Search the data below for "procurement"; list each line that holds it.

* * *

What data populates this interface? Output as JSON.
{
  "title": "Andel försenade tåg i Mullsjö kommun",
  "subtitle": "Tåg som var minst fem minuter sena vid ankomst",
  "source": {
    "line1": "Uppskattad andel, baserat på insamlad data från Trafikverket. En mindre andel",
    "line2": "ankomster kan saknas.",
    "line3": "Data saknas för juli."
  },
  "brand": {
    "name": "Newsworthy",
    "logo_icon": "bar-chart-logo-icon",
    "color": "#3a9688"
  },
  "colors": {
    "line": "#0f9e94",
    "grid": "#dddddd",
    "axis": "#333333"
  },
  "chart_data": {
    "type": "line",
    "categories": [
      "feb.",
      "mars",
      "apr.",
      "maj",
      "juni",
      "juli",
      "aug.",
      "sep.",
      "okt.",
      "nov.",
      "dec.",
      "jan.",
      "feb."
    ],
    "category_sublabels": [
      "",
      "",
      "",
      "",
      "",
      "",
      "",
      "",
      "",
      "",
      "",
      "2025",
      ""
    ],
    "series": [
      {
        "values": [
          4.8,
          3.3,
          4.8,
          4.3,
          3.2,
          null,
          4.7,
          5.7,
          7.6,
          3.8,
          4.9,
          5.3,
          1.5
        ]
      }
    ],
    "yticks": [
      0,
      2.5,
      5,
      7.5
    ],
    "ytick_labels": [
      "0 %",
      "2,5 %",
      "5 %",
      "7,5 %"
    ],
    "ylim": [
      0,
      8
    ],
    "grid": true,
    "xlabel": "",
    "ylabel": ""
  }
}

* * *

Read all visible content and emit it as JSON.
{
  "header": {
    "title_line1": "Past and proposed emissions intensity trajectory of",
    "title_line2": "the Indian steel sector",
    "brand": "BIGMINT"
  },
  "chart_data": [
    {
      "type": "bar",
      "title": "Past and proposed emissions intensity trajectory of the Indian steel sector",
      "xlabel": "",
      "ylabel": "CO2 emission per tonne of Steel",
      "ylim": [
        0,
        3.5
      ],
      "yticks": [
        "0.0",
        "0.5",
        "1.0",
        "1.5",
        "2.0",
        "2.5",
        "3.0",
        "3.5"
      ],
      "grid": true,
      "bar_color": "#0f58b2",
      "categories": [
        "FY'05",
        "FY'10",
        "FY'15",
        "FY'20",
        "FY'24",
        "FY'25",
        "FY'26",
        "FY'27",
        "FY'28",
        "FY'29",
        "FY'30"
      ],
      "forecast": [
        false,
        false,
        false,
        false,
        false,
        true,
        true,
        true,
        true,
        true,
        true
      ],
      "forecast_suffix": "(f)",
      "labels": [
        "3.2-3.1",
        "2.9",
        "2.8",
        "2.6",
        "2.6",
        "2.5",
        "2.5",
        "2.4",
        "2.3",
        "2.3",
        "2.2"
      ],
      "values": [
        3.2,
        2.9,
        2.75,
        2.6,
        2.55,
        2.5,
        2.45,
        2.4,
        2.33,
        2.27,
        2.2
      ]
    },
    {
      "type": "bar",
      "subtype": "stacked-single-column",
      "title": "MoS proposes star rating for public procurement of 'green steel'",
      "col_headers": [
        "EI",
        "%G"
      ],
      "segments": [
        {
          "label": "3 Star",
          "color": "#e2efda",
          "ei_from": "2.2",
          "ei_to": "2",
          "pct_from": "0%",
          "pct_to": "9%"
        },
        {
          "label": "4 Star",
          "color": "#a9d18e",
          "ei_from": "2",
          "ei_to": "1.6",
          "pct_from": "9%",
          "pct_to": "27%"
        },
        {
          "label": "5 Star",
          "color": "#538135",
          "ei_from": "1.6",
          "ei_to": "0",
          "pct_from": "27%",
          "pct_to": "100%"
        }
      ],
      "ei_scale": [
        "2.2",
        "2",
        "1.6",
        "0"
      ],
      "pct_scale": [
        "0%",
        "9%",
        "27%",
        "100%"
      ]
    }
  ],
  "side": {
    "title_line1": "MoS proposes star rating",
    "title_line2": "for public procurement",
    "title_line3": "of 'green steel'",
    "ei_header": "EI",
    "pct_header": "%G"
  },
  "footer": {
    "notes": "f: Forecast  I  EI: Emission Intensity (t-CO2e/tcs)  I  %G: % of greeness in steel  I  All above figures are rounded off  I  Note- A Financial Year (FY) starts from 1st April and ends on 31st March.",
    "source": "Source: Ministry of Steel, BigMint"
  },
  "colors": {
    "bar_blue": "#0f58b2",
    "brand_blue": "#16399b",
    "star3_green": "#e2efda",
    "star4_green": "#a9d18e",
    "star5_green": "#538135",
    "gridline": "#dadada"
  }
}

* * *

● Completed exercise:
      "title": "MoS proposes star rating for public procurement of 'green steel'",
    "title_line2": "for public procurement",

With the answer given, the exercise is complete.